• [About this exercise] Every line of the entries with the word "Cancer" in it should be shown.

Entries from a page text dataset
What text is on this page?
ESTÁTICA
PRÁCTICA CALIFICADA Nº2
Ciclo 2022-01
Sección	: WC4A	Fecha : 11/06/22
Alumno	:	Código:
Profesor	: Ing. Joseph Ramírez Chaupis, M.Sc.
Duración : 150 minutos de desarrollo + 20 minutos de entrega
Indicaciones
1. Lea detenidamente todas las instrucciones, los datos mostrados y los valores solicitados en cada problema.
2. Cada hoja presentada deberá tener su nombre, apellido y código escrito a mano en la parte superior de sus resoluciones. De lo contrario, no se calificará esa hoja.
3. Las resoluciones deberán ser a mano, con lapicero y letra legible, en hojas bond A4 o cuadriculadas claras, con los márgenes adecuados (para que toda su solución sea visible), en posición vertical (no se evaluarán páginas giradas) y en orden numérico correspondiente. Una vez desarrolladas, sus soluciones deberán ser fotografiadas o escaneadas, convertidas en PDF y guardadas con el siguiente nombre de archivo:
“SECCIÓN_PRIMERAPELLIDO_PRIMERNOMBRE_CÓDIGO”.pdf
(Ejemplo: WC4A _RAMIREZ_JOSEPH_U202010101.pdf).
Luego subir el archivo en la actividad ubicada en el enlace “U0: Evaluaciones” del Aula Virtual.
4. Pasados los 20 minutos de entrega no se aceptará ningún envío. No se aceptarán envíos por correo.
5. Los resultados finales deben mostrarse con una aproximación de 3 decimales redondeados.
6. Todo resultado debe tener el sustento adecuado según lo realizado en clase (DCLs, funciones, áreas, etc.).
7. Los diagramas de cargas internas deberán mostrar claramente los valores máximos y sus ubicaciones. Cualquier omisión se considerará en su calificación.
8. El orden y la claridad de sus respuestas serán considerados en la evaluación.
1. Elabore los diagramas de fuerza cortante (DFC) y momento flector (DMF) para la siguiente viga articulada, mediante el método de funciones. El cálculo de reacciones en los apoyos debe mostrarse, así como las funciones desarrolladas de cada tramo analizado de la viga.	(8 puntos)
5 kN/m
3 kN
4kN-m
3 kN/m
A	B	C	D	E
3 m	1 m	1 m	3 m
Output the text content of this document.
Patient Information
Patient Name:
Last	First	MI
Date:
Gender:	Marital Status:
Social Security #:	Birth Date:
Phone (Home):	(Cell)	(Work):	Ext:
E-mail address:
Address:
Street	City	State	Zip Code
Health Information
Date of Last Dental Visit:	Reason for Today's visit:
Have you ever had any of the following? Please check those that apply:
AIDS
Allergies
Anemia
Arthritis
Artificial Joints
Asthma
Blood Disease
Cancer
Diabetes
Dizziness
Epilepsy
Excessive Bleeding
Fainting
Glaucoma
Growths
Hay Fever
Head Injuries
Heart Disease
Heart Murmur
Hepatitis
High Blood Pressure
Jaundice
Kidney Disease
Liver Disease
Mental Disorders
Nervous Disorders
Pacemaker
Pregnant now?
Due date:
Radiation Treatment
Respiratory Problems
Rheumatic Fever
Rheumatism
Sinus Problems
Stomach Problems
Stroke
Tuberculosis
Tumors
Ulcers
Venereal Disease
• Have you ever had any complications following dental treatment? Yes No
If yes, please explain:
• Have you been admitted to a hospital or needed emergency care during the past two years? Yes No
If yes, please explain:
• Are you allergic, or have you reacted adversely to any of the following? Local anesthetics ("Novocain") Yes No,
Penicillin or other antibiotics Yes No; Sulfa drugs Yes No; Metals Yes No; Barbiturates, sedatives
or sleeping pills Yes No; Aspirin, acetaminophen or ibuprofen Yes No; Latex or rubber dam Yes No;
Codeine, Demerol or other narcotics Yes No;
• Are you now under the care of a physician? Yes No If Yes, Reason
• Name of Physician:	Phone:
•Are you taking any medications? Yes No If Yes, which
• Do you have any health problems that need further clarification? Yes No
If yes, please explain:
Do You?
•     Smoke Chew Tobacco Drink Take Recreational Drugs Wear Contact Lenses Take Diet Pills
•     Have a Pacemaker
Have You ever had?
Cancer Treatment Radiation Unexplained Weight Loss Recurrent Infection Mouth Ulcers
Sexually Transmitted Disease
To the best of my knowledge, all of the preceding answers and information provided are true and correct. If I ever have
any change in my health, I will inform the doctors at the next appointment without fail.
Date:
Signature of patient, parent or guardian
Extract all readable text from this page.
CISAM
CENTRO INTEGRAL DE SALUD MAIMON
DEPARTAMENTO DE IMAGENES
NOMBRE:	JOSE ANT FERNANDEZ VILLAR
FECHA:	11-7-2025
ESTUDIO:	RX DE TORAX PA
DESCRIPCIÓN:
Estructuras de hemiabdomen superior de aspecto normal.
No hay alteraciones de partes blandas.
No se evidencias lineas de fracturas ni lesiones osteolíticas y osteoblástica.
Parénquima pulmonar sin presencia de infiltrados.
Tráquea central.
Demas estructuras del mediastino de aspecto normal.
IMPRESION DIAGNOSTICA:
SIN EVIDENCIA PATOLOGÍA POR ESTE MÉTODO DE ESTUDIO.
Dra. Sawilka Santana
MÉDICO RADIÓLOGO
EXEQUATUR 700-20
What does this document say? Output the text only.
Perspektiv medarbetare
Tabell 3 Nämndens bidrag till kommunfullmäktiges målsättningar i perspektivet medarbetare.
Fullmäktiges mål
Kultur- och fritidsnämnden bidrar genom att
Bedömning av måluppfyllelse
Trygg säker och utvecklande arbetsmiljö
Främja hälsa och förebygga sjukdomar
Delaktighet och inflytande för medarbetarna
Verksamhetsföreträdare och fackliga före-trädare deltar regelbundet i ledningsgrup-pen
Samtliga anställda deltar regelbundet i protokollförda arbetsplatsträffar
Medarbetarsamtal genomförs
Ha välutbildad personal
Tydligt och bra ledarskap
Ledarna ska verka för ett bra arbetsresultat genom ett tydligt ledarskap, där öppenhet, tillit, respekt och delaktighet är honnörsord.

• [Output below]
Cancer
Cancer Treatment Radiation Unexplained Weight Loss Recurrent Infection Mouth Ulcers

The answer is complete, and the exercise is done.